_Exercise task_
Repeat the material below exactly, line for line.
>>>
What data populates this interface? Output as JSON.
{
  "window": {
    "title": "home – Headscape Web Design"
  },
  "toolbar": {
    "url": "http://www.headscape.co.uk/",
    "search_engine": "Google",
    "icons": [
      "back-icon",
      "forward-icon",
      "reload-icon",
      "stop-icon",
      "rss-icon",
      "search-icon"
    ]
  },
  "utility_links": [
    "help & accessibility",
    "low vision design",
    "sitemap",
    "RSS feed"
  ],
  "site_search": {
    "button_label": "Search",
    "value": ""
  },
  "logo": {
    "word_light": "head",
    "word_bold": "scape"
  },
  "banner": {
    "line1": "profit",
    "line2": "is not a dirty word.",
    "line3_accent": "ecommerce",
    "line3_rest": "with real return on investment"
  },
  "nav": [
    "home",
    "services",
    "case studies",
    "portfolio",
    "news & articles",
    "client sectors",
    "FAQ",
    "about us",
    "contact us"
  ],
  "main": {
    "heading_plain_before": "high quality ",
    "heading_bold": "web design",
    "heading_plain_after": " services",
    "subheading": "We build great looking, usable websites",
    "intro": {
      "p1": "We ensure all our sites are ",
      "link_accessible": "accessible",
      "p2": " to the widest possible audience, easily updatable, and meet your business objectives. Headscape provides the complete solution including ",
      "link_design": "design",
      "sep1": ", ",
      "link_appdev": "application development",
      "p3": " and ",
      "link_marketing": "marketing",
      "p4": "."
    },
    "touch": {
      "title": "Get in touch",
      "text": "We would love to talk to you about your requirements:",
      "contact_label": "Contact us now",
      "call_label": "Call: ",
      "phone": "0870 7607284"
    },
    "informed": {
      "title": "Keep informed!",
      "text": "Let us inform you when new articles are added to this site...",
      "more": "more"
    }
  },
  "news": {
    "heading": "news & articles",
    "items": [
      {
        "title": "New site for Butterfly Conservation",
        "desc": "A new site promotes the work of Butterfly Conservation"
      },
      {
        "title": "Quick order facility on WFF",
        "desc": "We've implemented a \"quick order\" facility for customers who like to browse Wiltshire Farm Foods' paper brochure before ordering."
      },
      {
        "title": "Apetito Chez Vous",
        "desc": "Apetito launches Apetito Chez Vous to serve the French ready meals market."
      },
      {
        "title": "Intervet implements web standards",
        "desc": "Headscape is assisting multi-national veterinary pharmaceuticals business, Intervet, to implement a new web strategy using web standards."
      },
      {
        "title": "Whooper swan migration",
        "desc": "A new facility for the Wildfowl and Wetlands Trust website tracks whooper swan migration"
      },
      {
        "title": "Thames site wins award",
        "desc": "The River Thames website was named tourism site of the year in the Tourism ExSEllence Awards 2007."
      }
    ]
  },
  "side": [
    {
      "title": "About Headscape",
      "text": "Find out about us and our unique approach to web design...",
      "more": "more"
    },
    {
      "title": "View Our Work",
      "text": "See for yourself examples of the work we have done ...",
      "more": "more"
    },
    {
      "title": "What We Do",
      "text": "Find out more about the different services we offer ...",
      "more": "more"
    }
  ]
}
<<<
_Solved exercise_
What data populates this interface? Output as JSON.
{
  "window": {
    "title": "home – Headscape Web Design"
  },
  "toolbar": {
    "url": "http://www.headscape.co.uk/",
    "search_engine": "Google",
    "icons": [
      "back-icon",
      "forward-icon",
      "reload-icon",
      "stop-icon",
      "rss-icon",
      "search-icon"
    ]
  },
  "utility_links": [
    "help & accessibility",
    "low vision design",
    "sitemap",
    "RSS feed"
  ],
  "site_search": {
    "button_label": "Search",
    "value": ""
  },
  "logo": {
    "word_light": "head",
    "word_bold": "scape"
  },
  "banner": {
    "line1": "profit",
    "line2": "is not a dirty word.",
    "line3_accent": "ecommerce",
    "line3_rest": "with real return on investment"
  },
  "nav": [
    "home",
    "services",
    "case studies",
    "portfolio",
    "news & articles",
    "client sectors",
    "FAQ",
    "about us",
    "contact us"
  ],
  "main": {
    "heading_plain_before": "high quality ",
    "heading_bold": "web design",
    "heading_plain_after": " services",
    "subheading": "We build great looking, usable websites",
    "intro": {
      "p1": "We ensure all our sites are ",
      "link_accessible": "accessible",
      "p2": " to the widest possible audience, easily updatable, and meet your business objectives. Headscape provides the complete solution including ",
      "link_design": "design",
      "sep1": ", ",
      "link_appdev": "application development",
      "p3": " and ",
      "link_marketing": "marketing",
      "p4": "."
    },
    "touch": {
      "title": "Get in touch",
      "text": "We would love to talk to you about your requirements:",
      "contact_label": "Contact us now",
      "call_label": "Call: ",
      "phone": "0870 7607284"
    },
    "informed": {
      "title": "Keep informed!",
      "text": "Let us inform you when new articles are added to this site...",
      "more": "more"
    }
  },
  "news": {
    "heading": "news & articles",
    "items": [
      {
        "title": "New site for Butterfly Conservation",
        "desc": "A new site promotes the work of Butterfly Conservation"
      },
      {
        "title": "Quick order facility on WFF",
        "desc": "We've implemented a \"quick order\" facility for customers who like to browse Wiltshire Farm Foods' paper brochure before ordering."
      },
      {
        "title": "Apetito Chez Vous",
        "desc": "Apetito launches Apetito Chez Vous to serve the French ready meals market."
      },
      {
        "title": "Intervet implements web standards",
        "desc": "Headscape is assisting multi-national veterinary pharmaceuticals business, Intervet, to implement a new web strategy using web standards."
      },
      {
        "title": "Whooper swan migration",
        "desc": "A new facility for the Wildfowl and Wetlands Trust website tracks whooper swan migration"
      },
      {
        "title": "Thames site wins award",
        "desc": "The River Thames website was named tourism site of the year in the Tourism ExSEllence Awards 2007."
      }
    ]
  },
  "side": [
    {
      "title": "About Headscape",
      "text": "Find out about us and our unique approach to web design...",
      "more": "more"
    },
    {
      "title": "View Our Work",
      "text": "See for yourself examples of the work we have done ...",
      "more": "more"
    },
    {
      "title": "What We Do",
      "text": "Find out more about the different services we offer ...",
      "more": "more"
    }
  ]
}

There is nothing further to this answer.